### [WHAT THE TASK ASKS]
Would you return all of this data exactly, leaving nothing out?

[Figure record listings]
+ + + + +

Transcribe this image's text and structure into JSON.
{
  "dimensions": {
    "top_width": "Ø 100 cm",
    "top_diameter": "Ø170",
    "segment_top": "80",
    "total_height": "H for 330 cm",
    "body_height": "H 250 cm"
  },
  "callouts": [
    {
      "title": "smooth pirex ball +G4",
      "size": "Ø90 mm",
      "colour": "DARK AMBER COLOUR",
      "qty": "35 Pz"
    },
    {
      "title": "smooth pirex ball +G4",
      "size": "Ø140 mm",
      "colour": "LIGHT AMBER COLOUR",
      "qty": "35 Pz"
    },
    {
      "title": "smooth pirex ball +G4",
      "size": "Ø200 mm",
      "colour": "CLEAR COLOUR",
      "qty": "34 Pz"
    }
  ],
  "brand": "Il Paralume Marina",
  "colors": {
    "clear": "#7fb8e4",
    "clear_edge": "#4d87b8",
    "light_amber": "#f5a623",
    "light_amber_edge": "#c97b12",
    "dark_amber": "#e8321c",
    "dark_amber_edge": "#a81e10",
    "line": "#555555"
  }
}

+ + + + +

### [RESPONSE TO THIS EXERCISE]
Transcribe this image's text and structure into JSON.
{
  "dimensions": {
    "top_width": "Ø 100 cm",
    "top_diameter": "Ø170",
    "segment_top": "80",
    "total_height": "H for 330 cm",
    "body_height": "H 250 cm"
  },
  "callouts": [
    {
      "title": "smooth pirex ball +G4",
      "size": "Ø90 mm",
      "colour": "DARK AMBER COLOUR",
      "qty": "35 Pz"
    },
    {
      "title": "smooth pirex ball +G4",
      "size": "Ø140 mm",
      "colour": "LIGHT AMBER COLOUR",
      "qty": "35 Pz"
    },
    {
      "title": "smooth pirex ball +G4",
      "size": "Ø200 mm",
      "colour": "CLEAR COLOUR",
      "qty": "34 Pz"
    }
  ],
  "brand": "Il Paralume Marina",
  "colors": {
    "clear": "#7fb8e4",
    "clear_edge": "#4d87b8",
    "light_amber": "#f5a623",
    "light_amber_edge": "#c97b12",
    "dark_amber": "#e8321c",
    "dark_amber_edge": "#a81e10",
    "line": "#555555"
  }
}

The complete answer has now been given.